● **EXCERPTED DATA**
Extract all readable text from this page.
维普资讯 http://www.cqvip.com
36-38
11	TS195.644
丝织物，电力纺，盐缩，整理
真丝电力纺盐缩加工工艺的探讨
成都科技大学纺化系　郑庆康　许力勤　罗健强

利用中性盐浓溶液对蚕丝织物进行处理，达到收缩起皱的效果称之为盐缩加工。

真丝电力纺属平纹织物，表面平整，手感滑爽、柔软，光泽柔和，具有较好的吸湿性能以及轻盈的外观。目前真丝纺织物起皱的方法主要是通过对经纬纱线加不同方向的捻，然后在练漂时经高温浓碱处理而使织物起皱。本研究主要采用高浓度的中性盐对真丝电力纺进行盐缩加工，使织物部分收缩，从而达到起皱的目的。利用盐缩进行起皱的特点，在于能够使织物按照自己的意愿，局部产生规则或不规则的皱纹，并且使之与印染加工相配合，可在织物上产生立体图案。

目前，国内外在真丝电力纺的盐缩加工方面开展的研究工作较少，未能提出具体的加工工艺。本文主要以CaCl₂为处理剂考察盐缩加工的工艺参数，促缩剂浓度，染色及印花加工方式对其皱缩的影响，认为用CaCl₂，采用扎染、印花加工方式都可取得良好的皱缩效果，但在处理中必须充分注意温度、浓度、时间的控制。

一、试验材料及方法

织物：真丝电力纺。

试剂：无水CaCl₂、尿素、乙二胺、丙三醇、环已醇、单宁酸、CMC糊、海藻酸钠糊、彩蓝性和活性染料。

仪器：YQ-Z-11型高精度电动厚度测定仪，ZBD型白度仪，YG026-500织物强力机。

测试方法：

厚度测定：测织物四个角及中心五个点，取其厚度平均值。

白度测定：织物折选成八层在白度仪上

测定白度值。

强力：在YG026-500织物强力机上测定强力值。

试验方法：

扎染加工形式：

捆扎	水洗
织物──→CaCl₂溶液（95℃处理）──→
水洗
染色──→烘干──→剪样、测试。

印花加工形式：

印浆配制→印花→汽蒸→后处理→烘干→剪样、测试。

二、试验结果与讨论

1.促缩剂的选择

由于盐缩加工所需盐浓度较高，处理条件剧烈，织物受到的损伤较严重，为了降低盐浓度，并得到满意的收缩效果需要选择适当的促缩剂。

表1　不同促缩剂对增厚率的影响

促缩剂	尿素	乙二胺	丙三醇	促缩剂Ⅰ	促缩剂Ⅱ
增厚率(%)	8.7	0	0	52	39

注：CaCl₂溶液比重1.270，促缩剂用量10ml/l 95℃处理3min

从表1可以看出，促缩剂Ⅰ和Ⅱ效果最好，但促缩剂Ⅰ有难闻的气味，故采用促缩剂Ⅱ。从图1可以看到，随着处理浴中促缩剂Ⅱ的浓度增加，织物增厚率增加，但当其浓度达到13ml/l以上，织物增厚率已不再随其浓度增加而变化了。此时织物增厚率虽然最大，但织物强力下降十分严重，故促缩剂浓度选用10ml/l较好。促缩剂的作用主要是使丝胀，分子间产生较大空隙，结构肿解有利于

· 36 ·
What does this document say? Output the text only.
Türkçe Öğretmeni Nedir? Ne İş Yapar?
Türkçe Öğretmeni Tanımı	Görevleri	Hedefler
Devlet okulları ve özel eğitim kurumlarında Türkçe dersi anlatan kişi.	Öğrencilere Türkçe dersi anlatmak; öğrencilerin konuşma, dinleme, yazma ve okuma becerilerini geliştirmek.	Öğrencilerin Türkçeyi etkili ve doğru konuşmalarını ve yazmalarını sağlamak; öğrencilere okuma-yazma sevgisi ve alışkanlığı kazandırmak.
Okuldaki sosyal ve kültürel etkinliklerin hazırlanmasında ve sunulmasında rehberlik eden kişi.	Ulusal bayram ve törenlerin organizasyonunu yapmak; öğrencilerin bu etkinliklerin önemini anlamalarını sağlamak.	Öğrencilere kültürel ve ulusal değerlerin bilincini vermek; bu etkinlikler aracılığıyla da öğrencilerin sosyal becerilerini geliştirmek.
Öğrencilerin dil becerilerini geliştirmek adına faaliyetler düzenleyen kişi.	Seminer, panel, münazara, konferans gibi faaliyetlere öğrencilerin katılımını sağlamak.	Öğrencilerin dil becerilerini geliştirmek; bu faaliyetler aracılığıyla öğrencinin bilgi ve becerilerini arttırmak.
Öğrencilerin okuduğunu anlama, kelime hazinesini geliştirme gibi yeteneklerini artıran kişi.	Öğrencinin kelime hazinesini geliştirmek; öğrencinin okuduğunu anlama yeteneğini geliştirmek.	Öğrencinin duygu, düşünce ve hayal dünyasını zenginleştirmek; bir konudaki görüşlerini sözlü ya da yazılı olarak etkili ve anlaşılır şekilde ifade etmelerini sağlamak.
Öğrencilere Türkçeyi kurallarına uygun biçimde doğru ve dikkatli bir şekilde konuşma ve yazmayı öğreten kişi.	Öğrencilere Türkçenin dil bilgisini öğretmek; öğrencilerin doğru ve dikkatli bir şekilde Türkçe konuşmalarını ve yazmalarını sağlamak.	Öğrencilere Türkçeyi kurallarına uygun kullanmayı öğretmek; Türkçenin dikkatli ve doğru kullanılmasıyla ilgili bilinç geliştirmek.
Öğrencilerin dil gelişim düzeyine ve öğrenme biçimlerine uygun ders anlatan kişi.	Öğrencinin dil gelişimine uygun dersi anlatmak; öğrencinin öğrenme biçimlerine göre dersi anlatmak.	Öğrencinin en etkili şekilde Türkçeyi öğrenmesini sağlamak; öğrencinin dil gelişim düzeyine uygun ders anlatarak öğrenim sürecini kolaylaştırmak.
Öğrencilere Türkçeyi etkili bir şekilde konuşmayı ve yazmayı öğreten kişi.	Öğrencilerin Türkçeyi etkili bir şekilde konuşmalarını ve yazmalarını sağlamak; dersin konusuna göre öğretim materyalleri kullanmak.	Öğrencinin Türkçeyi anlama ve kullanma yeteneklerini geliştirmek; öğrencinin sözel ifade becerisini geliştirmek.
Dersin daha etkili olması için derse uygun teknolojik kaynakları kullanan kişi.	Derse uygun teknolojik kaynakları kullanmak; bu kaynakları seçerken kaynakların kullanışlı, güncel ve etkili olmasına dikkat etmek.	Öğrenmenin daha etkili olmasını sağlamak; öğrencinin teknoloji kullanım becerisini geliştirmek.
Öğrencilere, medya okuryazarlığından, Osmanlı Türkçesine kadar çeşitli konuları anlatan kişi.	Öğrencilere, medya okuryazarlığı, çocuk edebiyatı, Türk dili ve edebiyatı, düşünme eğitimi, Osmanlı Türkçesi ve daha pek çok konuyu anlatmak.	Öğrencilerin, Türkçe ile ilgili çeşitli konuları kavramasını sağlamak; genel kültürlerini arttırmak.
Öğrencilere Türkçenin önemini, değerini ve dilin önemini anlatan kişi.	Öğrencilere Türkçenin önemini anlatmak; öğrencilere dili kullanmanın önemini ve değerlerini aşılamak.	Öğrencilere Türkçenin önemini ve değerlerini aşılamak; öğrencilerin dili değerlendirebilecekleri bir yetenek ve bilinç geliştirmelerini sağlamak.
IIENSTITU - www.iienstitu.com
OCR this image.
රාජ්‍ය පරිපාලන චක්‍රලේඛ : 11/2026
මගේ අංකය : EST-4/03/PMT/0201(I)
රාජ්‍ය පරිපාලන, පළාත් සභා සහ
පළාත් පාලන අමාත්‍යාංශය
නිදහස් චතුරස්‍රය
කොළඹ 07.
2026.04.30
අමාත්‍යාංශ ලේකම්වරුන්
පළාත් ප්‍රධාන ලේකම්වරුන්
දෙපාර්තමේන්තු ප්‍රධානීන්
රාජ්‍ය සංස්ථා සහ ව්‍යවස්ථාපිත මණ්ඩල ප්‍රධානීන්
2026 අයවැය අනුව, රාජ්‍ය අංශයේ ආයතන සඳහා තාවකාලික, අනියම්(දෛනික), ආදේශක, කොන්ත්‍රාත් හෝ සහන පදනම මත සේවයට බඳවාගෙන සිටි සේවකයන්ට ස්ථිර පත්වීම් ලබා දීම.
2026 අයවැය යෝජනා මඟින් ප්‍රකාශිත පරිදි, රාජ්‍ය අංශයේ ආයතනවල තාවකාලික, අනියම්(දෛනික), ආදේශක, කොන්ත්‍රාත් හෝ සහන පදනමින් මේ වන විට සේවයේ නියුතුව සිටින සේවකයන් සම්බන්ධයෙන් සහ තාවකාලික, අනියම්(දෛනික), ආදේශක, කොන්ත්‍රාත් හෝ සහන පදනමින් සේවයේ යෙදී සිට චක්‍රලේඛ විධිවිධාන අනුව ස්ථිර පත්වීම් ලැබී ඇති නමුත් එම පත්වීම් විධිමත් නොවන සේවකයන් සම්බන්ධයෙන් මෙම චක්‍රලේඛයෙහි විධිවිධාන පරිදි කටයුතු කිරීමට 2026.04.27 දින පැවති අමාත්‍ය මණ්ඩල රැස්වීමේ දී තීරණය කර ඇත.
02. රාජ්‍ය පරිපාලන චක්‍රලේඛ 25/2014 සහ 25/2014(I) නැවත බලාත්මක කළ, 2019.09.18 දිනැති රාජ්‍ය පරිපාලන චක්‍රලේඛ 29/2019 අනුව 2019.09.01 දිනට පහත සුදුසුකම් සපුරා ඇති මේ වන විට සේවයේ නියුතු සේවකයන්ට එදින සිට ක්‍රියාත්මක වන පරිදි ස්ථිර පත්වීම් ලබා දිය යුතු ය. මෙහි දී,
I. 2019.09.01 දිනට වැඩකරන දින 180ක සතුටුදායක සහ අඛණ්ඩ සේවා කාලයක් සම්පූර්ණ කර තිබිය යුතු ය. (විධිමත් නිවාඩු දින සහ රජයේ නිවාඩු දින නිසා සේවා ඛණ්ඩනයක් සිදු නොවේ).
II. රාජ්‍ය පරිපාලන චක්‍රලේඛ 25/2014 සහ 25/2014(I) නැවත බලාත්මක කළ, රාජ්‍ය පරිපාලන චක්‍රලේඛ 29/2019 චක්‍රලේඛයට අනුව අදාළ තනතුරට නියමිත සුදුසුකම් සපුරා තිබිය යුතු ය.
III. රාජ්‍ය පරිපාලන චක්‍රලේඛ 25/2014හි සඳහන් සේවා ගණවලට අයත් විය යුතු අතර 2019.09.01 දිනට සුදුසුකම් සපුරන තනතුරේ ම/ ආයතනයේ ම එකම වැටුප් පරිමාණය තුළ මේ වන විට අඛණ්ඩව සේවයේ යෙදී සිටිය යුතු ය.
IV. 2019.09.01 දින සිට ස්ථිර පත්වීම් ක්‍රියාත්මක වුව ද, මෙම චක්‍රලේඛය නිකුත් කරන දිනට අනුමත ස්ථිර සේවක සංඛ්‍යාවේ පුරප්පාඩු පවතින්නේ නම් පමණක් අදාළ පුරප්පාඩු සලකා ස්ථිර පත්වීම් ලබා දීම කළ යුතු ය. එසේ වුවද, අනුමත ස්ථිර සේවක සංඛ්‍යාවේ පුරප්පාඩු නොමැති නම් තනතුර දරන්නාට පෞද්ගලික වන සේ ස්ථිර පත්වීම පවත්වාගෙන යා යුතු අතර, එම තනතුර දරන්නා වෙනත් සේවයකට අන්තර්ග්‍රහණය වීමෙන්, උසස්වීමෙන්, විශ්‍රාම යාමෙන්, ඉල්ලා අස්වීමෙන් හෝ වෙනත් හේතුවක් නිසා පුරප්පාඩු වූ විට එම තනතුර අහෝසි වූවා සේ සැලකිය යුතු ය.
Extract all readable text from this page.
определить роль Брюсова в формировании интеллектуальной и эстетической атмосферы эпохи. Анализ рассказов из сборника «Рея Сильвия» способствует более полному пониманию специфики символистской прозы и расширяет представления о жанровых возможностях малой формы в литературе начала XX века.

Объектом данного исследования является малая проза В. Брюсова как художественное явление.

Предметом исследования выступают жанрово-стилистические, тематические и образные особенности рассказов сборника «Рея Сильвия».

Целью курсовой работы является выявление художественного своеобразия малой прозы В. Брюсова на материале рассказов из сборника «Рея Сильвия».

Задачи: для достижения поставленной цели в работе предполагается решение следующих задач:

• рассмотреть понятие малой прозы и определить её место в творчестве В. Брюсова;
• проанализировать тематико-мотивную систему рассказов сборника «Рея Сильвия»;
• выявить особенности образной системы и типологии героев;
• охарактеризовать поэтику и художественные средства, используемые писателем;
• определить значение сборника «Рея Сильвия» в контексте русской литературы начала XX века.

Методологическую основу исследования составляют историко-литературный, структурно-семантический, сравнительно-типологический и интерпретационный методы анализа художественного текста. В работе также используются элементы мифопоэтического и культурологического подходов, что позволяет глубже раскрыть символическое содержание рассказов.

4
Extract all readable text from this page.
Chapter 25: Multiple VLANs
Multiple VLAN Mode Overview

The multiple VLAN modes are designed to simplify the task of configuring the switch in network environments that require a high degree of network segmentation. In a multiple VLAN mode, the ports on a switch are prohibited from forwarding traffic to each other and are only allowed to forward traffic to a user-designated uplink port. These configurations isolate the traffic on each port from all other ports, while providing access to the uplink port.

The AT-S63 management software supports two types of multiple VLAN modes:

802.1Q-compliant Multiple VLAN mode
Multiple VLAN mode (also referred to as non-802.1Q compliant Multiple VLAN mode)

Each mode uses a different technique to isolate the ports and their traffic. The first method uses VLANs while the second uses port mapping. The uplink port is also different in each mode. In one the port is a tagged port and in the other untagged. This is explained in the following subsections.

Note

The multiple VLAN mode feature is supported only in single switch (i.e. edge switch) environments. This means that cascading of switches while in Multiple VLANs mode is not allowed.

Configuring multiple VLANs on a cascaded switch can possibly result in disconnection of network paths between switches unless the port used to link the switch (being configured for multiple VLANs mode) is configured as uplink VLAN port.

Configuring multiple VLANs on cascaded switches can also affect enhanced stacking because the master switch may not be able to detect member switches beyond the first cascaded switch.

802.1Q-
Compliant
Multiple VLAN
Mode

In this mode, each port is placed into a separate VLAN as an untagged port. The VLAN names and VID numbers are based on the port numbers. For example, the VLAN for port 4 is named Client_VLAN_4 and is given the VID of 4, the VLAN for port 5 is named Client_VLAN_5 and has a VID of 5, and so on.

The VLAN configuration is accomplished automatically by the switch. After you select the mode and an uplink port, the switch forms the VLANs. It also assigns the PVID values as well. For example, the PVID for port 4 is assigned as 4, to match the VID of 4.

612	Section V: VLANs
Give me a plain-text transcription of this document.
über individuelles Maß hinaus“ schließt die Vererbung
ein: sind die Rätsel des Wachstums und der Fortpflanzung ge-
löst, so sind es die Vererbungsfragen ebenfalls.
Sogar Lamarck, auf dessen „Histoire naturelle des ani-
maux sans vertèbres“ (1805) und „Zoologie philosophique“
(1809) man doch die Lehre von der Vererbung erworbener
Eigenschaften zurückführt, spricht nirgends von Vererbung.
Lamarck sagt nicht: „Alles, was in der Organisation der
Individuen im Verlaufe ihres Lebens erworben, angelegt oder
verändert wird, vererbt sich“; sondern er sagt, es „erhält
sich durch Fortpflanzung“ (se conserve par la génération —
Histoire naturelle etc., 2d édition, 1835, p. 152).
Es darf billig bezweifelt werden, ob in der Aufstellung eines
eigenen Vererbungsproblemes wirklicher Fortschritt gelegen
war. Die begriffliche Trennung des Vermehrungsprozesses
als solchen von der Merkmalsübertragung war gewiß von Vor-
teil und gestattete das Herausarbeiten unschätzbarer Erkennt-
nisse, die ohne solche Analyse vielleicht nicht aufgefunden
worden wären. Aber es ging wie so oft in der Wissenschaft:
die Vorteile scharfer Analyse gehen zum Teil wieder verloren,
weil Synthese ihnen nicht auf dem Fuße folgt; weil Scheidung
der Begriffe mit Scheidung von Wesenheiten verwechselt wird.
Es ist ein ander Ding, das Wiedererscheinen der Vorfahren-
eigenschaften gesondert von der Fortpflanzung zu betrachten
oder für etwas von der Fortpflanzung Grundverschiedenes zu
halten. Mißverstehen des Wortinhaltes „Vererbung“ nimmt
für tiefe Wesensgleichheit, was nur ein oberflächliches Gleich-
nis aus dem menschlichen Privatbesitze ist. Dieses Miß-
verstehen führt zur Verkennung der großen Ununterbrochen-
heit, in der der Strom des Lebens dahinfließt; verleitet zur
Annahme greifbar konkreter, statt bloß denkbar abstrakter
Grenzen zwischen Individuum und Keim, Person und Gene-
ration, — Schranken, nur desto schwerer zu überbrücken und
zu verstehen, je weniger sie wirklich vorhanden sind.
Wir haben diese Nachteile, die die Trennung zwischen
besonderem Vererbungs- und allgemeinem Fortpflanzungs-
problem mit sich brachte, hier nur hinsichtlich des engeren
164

● **TASK TO COMPLETE**
Write out every line of the preceding listing that contains "also".

● **RESPONSE BELOW**
Multiple VLAN mode (also referred to as non-802.1Q compliant Multiple VLAN mode)
Each mode uses a different technique to isolate the ports and their traffic. The first method uses VLANs while the second uses port mapping. The uplink port is also different in each mode. In one the port is a tagged port and in the other untagged. This is explained in the following subsections.
Configuring multiple VLANs on cascaded switches can also affect enhanced stacking because the master switch may not be able to detect member switches beyond the first cascaded switch.
The VLAN configuration is accomplished automatically by the switch. After you select the mode and an uplink port, the switch forms the VLANs. It also assigns the PVID values as well. For example, the PVID for port 4 is assigned as 4, to match the VID of 4.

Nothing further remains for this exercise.